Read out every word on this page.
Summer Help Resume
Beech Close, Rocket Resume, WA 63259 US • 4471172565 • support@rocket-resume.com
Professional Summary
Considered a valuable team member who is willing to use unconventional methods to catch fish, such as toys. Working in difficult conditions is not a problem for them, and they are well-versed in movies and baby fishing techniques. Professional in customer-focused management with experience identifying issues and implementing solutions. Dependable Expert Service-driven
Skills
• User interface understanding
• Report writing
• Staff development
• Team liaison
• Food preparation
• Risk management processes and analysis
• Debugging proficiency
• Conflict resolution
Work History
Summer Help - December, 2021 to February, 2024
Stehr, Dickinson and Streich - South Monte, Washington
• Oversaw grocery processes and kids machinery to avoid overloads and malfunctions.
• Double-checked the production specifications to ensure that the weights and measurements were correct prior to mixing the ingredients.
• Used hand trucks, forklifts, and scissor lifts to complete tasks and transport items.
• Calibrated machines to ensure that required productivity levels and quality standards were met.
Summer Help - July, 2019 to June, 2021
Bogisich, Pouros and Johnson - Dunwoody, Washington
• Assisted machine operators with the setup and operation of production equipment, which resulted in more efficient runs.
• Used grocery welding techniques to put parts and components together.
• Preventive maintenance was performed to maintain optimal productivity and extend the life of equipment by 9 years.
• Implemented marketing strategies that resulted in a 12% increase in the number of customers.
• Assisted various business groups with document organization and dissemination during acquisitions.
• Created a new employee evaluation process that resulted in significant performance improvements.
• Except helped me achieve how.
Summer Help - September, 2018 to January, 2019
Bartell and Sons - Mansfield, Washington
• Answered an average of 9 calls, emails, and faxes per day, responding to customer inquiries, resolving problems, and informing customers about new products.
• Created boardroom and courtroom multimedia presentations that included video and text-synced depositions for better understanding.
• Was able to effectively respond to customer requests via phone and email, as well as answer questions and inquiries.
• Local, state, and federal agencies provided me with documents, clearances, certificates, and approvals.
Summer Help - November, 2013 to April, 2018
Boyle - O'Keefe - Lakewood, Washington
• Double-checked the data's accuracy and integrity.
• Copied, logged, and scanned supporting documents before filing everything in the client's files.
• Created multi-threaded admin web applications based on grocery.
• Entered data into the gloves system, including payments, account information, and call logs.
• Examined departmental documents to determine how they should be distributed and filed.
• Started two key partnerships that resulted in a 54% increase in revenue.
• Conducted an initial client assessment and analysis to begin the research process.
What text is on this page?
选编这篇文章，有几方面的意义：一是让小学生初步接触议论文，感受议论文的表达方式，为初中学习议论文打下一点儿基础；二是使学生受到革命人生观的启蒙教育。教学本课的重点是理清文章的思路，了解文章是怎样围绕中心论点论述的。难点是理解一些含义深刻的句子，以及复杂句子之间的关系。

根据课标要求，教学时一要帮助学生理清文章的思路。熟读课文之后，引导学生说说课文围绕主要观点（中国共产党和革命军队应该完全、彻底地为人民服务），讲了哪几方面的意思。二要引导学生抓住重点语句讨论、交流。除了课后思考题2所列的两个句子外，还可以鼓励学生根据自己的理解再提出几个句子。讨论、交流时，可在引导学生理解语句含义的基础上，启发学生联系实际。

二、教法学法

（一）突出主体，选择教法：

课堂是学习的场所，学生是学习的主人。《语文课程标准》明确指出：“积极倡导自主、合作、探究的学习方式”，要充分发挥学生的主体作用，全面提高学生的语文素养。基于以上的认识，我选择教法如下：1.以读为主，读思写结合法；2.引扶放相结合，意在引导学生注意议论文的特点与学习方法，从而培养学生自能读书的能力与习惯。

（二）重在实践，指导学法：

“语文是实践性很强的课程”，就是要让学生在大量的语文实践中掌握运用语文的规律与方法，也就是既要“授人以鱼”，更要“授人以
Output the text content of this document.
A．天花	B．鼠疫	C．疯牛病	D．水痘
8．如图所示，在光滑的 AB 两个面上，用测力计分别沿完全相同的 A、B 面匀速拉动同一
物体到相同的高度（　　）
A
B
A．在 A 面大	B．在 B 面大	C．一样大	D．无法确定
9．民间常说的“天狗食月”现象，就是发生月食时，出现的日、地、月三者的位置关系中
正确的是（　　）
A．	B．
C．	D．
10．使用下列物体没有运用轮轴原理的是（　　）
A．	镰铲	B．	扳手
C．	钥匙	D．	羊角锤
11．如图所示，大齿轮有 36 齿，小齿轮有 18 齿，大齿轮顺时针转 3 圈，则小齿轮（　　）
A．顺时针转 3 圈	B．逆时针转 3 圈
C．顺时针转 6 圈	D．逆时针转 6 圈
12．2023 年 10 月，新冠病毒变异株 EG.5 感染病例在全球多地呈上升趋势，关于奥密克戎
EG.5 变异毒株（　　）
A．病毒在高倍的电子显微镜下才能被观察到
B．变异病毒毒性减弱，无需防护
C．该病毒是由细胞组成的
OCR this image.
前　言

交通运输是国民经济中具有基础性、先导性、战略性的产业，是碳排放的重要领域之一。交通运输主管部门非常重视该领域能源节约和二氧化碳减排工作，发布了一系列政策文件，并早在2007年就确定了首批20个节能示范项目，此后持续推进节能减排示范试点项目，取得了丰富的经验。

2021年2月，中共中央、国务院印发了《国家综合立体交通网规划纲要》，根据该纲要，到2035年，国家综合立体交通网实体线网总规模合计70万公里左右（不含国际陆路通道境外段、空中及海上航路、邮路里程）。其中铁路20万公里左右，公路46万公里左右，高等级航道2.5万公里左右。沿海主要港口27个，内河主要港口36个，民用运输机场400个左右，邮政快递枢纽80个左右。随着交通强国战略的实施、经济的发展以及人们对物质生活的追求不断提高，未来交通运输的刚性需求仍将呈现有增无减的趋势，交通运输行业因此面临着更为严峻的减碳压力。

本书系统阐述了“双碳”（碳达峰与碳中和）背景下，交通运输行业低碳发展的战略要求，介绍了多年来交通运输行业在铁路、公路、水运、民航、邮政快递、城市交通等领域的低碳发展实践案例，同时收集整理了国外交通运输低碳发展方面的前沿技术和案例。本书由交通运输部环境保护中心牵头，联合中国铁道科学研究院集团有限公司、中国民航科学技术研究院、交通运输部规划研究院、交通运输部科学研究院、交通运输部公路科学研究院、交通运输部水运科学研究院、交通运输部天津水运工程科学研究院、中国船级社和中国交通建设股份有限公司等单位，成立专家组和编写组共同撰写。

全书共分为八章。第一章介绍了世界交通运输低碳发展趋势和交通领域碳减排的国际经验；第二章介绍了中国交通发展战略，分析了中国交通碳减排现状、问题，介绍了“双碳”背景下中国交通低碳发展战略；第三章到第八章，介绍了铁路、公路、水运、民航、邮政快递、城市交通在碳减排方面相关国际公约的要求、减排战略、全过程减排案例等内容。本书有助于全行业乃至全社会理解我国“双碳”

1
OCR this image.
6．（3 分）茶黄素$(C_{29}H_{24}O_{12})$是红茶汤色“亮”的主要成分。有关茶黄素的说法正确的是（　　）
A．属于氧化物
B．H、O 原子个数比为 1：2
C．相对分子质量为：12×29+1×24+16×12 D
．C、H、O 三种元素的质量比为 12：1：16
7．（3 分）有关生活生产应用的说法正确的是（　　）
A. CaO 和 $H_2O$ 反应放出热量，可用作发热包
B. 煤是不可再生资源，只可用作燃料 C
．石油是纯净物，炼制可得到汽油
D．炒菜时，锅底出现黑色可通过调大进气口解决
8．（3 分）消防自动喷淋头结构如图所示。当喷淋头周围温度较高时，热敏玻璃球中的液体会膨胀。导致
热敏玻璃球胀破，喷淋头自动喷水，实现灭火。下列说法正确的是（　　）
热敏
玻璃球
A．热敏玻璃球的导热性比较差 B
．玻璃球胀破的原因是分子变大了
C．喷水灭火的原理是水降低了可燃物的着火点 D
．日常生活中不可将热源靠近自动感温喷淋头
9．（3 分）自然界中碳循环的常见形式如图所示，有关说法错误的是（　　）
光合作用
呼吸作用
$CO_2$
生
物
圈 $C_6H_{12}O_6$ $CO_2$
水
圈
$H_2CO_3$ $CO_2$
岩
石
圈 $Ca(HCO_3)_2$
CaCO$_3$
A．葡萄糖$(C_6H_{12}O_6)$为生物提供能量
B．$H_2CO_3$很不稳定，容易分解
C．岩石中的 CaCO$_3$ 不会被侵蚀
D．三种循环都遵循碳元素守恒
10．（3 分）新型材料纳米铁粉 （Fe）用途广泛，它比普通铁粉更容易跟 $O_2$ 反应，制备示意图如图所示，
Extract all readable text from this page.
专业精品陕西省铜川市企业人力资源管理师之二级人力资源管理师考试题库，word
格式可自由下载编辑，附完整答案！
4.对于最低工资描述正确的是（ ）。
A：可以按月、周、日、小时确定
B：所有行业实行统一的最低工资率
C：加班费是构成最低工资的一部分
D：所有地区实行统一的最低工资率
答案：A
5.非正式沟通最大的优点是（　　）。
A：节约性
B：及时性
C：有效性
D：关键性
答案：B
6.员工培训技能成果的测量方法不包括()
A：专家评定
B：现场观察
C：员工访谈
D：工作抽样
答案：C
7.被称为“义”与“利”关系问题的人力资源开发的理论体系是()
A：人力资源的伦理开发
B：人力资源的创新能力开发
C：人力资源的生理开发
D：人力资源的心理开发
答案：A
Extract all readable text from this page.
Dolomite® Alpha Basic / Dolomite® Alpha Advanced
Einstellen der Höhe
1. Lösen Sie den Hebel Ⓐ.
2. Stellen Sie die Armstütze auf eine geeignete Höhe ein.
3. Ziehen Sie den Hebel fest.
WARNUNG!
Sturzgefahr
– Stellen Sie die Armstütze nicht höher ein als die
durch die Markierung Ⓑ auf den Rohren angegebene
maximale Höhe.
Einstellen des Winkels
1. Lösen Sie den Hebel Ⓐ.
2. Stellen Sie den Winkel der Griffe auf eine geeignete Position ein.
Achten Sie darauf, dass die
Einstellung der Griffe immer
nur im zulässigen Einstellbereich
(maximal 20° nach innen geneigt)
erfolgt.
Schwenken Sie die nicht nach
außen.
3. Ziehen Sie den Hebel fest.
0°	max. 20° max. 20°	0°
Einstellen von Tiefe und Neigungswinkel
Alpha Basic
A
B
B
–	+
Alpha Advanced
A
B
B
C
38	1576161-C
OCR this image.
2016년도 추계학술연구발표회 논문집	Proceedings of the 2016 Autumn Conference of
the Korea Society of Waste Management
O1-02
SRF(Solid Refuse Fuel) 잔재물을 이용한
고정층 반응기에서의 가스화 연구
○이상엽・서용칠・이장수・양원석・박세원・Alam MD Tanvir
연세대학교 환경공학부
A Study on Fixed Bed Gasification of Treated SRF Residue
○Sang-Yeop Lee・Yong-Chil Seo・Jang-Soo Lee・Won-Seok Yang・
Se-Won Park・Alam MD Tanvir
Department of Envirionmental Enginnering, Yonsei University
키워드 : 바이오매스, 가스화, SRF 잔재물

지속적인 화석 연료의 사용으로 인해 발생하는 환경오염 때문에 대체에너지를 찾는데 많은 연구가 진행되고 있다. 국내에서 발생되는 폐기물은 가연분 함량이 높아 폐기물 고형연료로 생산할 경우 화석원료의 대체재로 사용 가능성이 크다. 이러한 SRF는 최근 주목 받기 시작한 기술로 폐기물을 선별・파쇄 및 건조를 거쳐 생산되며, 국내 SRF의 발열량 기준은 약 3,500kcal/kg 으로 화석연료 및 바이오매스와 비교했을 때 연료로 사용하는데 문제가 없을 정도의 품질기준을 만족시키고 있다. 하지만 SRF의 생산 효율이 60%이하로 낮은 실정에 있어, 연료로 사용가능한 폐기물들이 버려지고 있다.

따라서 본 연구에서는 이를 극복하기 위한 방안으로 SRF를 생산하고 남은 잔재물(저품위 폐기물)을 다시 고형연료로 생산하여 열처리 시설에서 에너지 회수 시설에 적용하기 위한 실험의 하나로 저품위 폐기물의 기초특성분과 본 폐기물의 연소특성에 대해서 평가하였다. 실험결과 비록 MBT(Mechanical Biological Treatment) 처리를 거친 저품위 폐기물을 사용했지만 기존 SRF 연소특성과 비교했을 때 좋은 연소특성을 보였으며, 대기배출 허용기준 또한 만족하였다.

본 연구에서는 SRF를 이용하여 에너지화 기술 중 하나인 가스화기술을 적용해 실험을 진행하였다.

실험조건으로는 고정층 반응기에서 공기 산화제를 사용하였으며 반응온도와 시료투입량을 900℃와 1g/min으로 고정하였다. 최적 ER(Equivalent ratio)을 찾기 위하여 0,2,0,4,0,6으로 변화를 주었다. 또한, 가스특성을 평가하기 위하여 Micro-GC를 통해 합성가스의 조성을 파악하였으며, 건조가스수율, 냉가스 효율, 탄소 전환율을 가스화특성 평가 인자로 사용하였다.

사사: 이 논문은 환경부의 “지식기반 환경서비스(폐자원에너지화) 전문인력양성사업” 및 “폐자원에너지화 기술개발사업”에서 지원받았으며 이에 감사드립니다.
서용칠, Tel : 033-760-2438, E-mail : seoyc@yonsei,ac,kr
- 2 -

******************************

— Task —
From the listing above, copy every line that holds the string "Double".

— Written reply —
• Double-checked the production specifications to ensure that the weights and measurements were correct prior to mixing the ingredients.
• Double-checked the data's accuracy and integrity.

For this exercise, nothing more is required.